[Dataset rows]
## start

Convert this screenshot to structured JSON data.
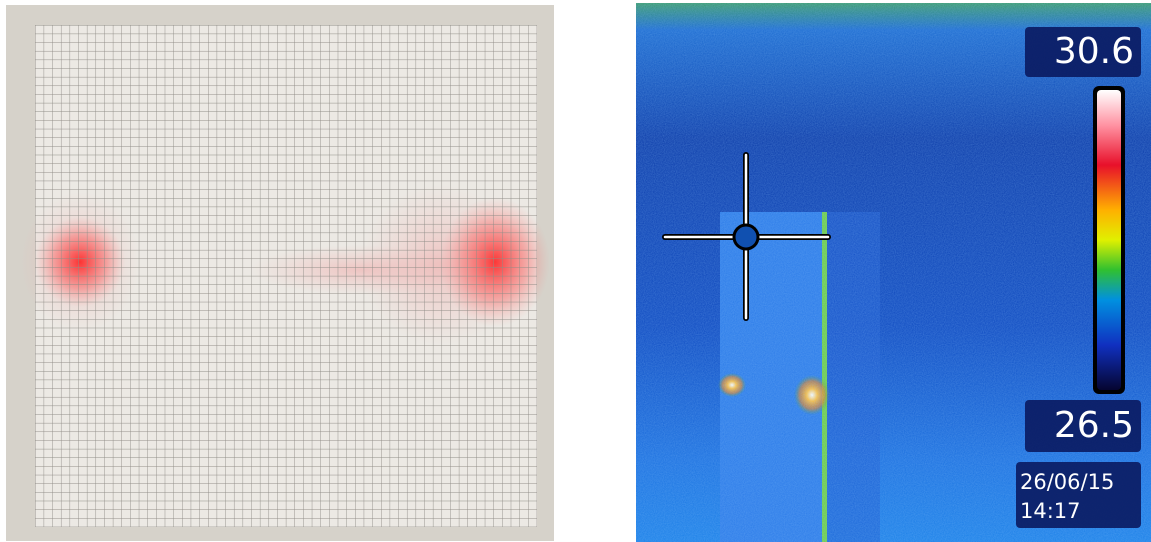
{
  "thermal": {
    "scale_max": "30.6",
    "scale_min": "26.5",
    "date": "26/06/15",
    "time": "14:17"
  }
}
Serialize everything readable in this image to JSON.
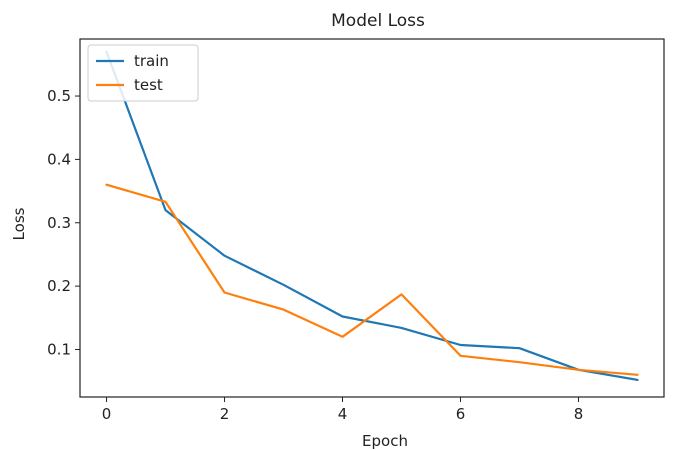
{
  "chart_data": {
    "type": "line",
    "title": "Model Loss",
    "xlabel": "Epoch",
    "ylabel": "Loss",
    "xlim": [
      -0.45,
      9.45
    ],
    "ylim": [
      0.025,
      0.59
    ],
    "xticks": [
      0,
      2,
      4,
      6,
      8
    ],
    "yticks": [
      0.1,
      0.2,
      0.3,
      0.4,
      0.5
    ],
    "xtick_labels": [
      "0",
      "2",
      "4",
      "6",
      "8"
    ],
    "ytick_labels": [
      "0.1",
      "0.2",
      "0.3",
      "0.4",
      "0.5"
    ],
    "grid": false,
    "legend_position": "top-left",
    "x": [
      0,
      1,
      2,
      3,
      4,
      5,
      6,
      7,
      8,
      9
    ],
    "series": [
      {
        "name": "train",
        "color": "#1f77b4",
        "values": [
          0.57,
          0.32,
          0.248,
          0.202,
          0.152,
          0.134,
          0.107,
          0.102,
          0.068,
          0.052
        ]
      },
      {
        "name": "test",
        "color": "#ff7f0e",
        "values": [
          0.36,
          0.333,
          0.19,
          0.163,
          0.12,
          0.187,
          0.09,
          0.08,
          0.068,
          0.06
        ]
      }
    ]
  }
}
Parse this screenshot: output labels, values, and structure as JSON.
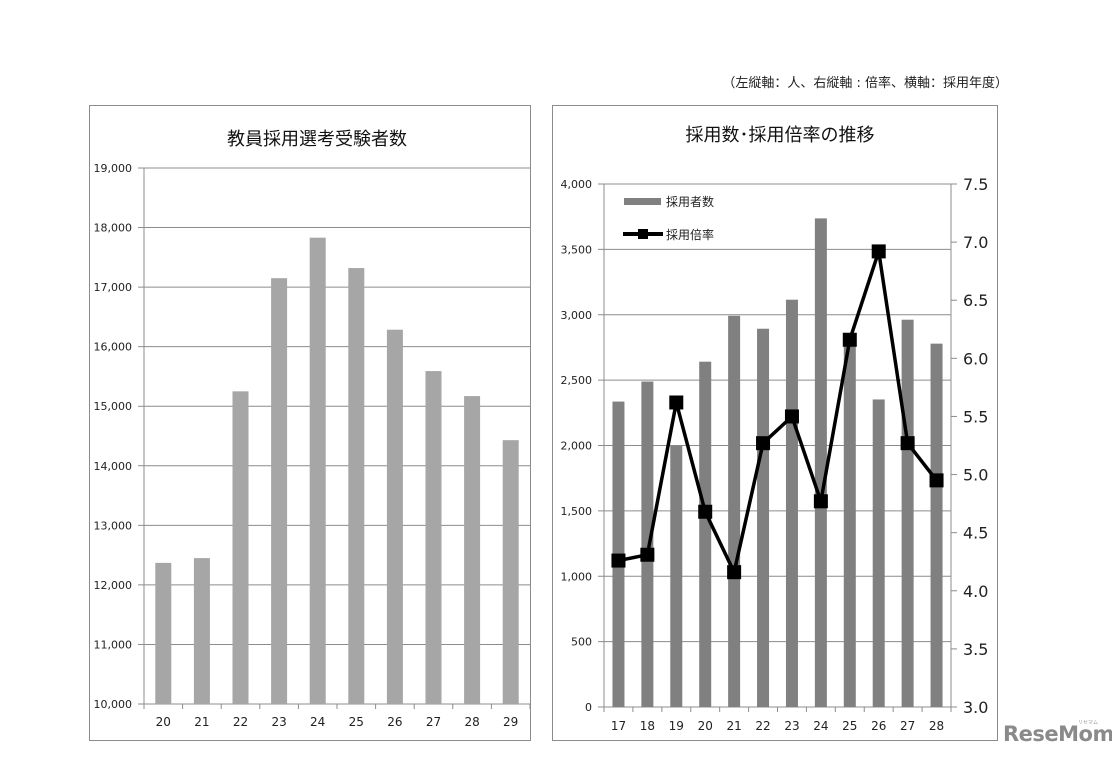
{
  "header": {
    "axis_note": "（左縦軸：人、右縦軸 : 倍率、横軸：採用年度）"
  },
  "logo": {
    "text": "ReseMom",
    "kana": "リセマム"
  },
  "colors": {
    "left_bar": "#a6a6a6",
    "right_bar": "#808080",
    "line": "#000000",
    "grid": "#8c8c8c",
    "axis_text": "#222222"
  },
  "chart_data": [
    {
      "type": "bar",
      "title": "教員採用選考受験者数",
      "categories": [
        "20",
        "21",
        "22",
        "23",
        "24",
        "25",
        "26",
        "27",
        "28",
        "29"
      ],
      "values": [
        12370,
        12450,
        15250,
        17150,
        17830,
        17320,
        16285,
        15590,
        15170,
        14430
      ],
      "xlabel": "",
      "ylabel": "",
      "ylim": [
        10000,
        19000
      ],
      "yticks": [
        10000,
        11000,
        12000,
        13000,
        14000,
        15000,
        16000,
        17000,
        18000,
        19000
      ],
      "ytick_labels": [
        "10,000",
        "11,000",
        "12,000",
        "13,000",
        "14,000",
        "15,000",
        "16,000",
        "17,000",
        "18,000",
        "19,000"
      ],
      "grid": true,
      "legend": null
    },
    {
      "type": "bar+line",
      "title": "採用数･採用倍率の推移",
      "categories": [
        "17",
        "18",
        "19",
        "20",
        "21",
        "22",
        "23",
        "24",
        "25",
        "26",
        "27",
        "28"
      ],
      "series": [
        {
          "name": "採用者数",
          "type": "bar",
          "axis": "left",
          "values": [
            2336,
            2489,
            2000,
            2641,
            2992,
            2893,
            3115,
            3737,
            2800,
            2352,
            2962,
            2779
          ]
        },
        {
          "name": "採用倍率",
          "type": "line",
          "axis": "right",
          "marker": "square",
          "values": [
            4.26,
            4.31,
            5.62,
            4.68,
            4.16,
            5.27,
            5.5,
            4.77,
            6.16,
            6.92,
            5.27,
            4.95
          ]
        }
      ],
      "ylim_left": [
        0,
        4000
      ],
      "yticks_left": [
        0,
        500,
        1000,
        1500,
        2000,
        2500,
        3000,
        3500,
        4000
      ],
      "ytick_labels_left": [
        "0",
        "500",
        "1,000",
        "1,500",
        "2,000",
        "2,500",
        "3,000",
        "3,500",
        "4,000"
      ],
      "ylim_right": [
        3.0,
        7.5
      ],
      "yticks_right": [
        3.0,
        3.5,
        4.0,
        4.5,
        5.0,
        5.5,
        6.0,
        6.5,
        7.0,
        7.5
      ],
      "ytick_labels_right": [
        "3.0",
        "3.5",
        "4.0",
        "4.5",
        "5.0",
        "5.5",
        "6.0",
        "6.5",
        "7.0",
        "7.5"
      ],
      "grid": true,
      "legend_position": "upper-left inside"
    }
  ]
}
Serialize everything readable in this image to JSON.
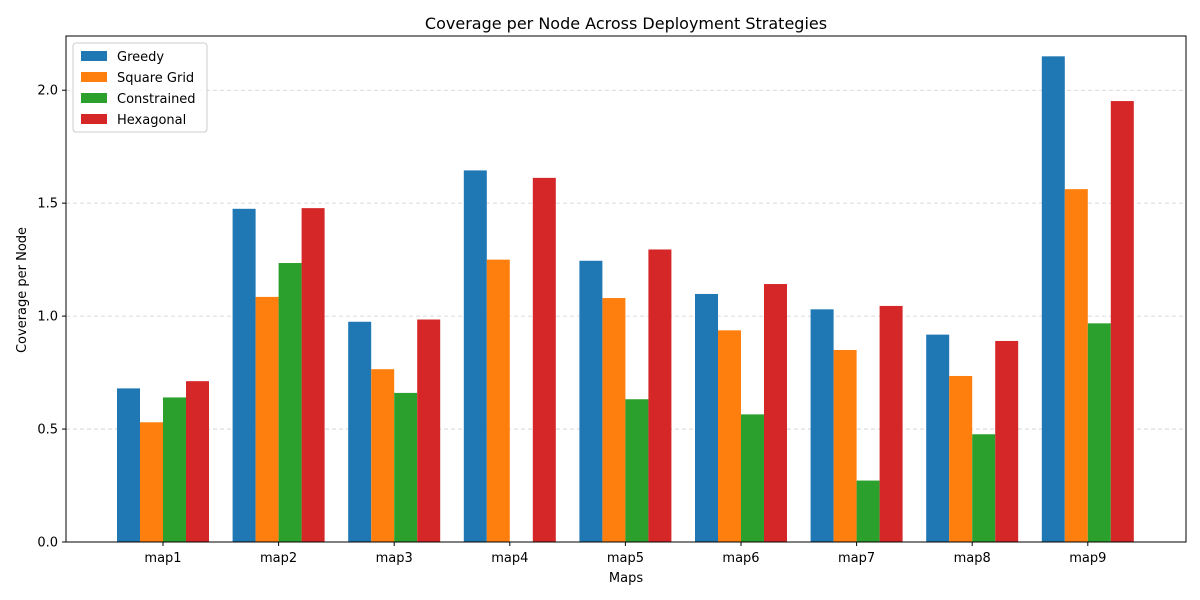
{
  "chart_data": {
    "type": "bar",
    "title": "Coverage per Node Across Deployment Strategies",
    "xlabel": "Maps",
    "ylabel": "Coverage per Node",
    "categories": [
      "map1",
      "map2",
      "map3",
      "map4",
      "map5",
      "map6",
      "map7",
      "map8",
      "map9"
    ],
    "ylim": [
      0,
      2.24
    ],
    "yticks": [
      "0.0",
      "0.5",
      "1.0",
      "1.5",
      "2.0"
    ],
    "grid": "y-dashed",
    "legend_position": "top-left",
    "series": [
      {
        "name": "Greedy",
        "color": "#1f77b4",
        "values": [
          0.68,
          1.475,
          0.975,
          1.645,
          1.245,
          1.098,
          1.03,
          0.918,
          2.15
        ]
      },
      {
        "name": "Square Grid",
        "color": "#ff7f0e",
        "values": [
          0.53,
          1.085,
          0.765,
          1.25,
          1.08,
          0.937,
          0.85,
          0.735,
          1.562
        ]
      },
      {
        "name": "Constrained",
        "color": "#2ca02c",
        "values": [
          0.64,
          1.235,
          0.66,
          0.0,
          0.632,
          0.565,
          0.272,
          0.477,
          0.968
        ]
      },
      {
        "name": "Hexagonal",
        "color": "#d62728",
        "values": [
          0.712,
          1.478,
          0.985,
          1.612,
          1.295,
          1.142,
          1.045,
          0.89,
          1.952
        ]
      }
    ]
  }
}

## end

- _Given exercise_: Pictures are to be left out; the records above must be repeated word for word.

- _Solution for this task_:
Convert this screenshot to structured JSON data.
{
  "thermal": {
    "scale_max": "30.6",
    "scale_min": "26.5",
    "date": "26/06/15",
    "time": "14:17"
  }
}
Serialize everything readable in this image to JSON.
{
  "chart_data": {
    "type": "line",
    "title": "Model Loss",
    "xlabel": "Epoch",
    "ylabel": "Loss",
    "xlim": [
      -0.45,
      9.45
    ],
    "ylim": [
      0.025,
      0.59
    ],
    "xticks": [
      0,
      2,
      4,
      6,
      8
    ],
    "yticks": [
      0.1,
      0.2,
      0.3,
      0.4,
      0.5
    ],
    "xtick_labels": [
      "0",
      "2",
      "4",
      "6",
      "8"
    ],
    "ytick_labels": [
      "0.1",
      "0.2",
      "0.3",
      "0.4",
      "0.5"
    ],
    "grid": false,
    "legend_position": "top-left",
    "x": [
      0,
      1,
      2,
      3,
      4,
      5,
      6,
      7,
      8,
      9
    ],
    "series": [
      {
        "name": "train",
        "color": "#1f77b4",
        "values": [
          0.57,
          0.32,
          0.248,
          0.202,
          0.152,
          0.134,
          0.107,
          0.102,
          0.068,
          0.052
        ]
      },
      {
        "name": "test",
        "color": "#ff7f0e",
        "values": [
          0.36,
          0.333,
          0.19,
          0.163,
          0.12,
          0.187,
          0.09,
          0.08,
          0.068,
          0.06
        ]
      }
    ]
  }
}
Parse this screenshot: output labels, values, and structure as JSON.
{
  "header": {
    "axis_note": "（左縦軸：人、右縦軸 : 倍率、横軸：採用年度）"
  },
  "logo": {
    "text": "ReseMom",
    "kana": "リセマム"
  },
  "colors": {
    "left_bar": "#a6a6a6",
    "right_bar": "#808080",
    "line": "#000000",
    "grid": "#8c8c8c",
    "axis_text": "#222222"
  },
  "chart_data": [
    {
      "type": "bar",
      "title": "教員採用選考受験者数",
      "categories": [
        "20",
        "21",
        "22",
        "23",
        "24",
        "25",
        "26",
        "27",
        "28",
        "29"
      ],
      "values": [
        12370,
        12450,
        15250,
        17150,
        17830,
        17320,
        16285,
        15590,
        15170,
        14430
      ],
      "xlabel": "",
      "ylabel": "",
      "ylim": [
        10000,
        19000
      ],
      "yticks": [
        10000,
        11000,
        12000,
        13000,
        14000,
        15000,
        16000,
        17000,
        18000,
        19000
      ],
      "ytick_labels": [
        "10,000",
        "11,000",
        "12,000",
        "13,000",
        "14,000",
        "15,000",
        "16,000",
        "17,000",
        "18,000",
        "19,000"
      ],
      "grid": true,
      "legend": null
    },
    {
      "type": "bar+line",
      "title": "採用数･採用倍率の推移",
      "categories": [
        "17",
        "18",
        "19",
        "20",
        "21",
        "22",
        "23",
        "24",
        "25",
        "26",
        "27",
        "28"
      ],
      "series": [
        {
          "name": "採用者数",
          "type": "bar",
          "axis": "left",
          "values": [
            2336,
            2489,
            2000,
            2641,
            2992,
            2893,
            3115,
            3737,
            2800,
            2352,
            2962,
            2779
          ]
        },
        {
          "name": "採用倍率",
          "type": "line",
          "axis": "right",
          "marker": "square",
          "values": [
            4.26,
            4.31,
            5.62,
            4.68,
            4.16,
            5.27,
            5.5,
            4.77,
            6.16,
            6.92,
            5.27,
            4.95
          ]
        }
      ],
      "ylim_left": [
        0,
        4000
      ],
      "yticks_left": [
        0,
        500,
        1000,
        1500,
        2000,
        2500,
        3000,
        3500,
        4000
      ],
      "ytick_labels_left": [
        "0",
        "500",
        "1,000",
        "1,500",
        "2,000",
        "2,500",
        "3,000",
        "3,500",
        "4,000"
      ],
      "ylim_right": [
        3.0,
        7.5
      ],
      "yticks_right": [
        3.0,
        3.5,
        4.0,
        4.5,
        5.0,
        5.5,
        6.0,
        6.5,
        7.0,
        7.5
      ],
      "ytick_labels_right": [
        "3.0",
        "3.5",
        "4.0",
        "4.5",
        "5.0",
        "5.5",
        "6.0",
        "6.5",
        "7.0",
        "7.5"
      ],
      "grid": true,
      "legend_position": "upper-left inside"
    }
  ]
}
Serialize everything readable in this image to JSON.
{
  "chart_data": {
    "type": "bar",
    "title": "Coverage per Node Across Deployment Strategies",
    "xlabel": "Maps",
    "ylabel": "Coverage per Node",
    "categories": [
      "map1",
      "map2",
      "map3",
      "map4",
      "map5",
      "map6",
      "map7",
      "map8",
      "map9"
    ],
    "ylim": [
      0,
      2.24
    ],
    "yticks": [
      "0.0",
      "0.5",
      "1.0",
      "1.5",
      "2.0"
    ],
    "grid": "y-dashed",
    "legend_position": "top-left",
    "series": [
      {
        "name": "Greedy",
        "color": "#1f77b4",
        "values": [
          0.68,
          1.475,
          0.975,
          1.645,
          1.245,
          1.098,
          1.03,
          0.918,
          2.15
        ]
      },
      {
        "name": "Square Grid",
        "color": "#ff7f0e",
        "values": [
          0.53,
          1.085,
          0.765,
          1.25,
          1.08,
          0.937,
          0.85,
          0.735,
          1.562
        ]
      },
      {
        "name": "Constrained",
        "color": "#2ca02c",
        "values": [
          0.64,
          1.235,
          0.66,
          0.0,
          0.632,
          0.565,
          0.272,
          0.477,
          0.968
        ]
      },
      {
        "name": "Hexagonal",
        "color": "#d62728",
        "values": [
          0.712,
          1.478,
          0.985,
          1.612,
          1.295,
          1.142,
          1.045,
          0.89,
          1.952
        ]
      }
    ]
  }
}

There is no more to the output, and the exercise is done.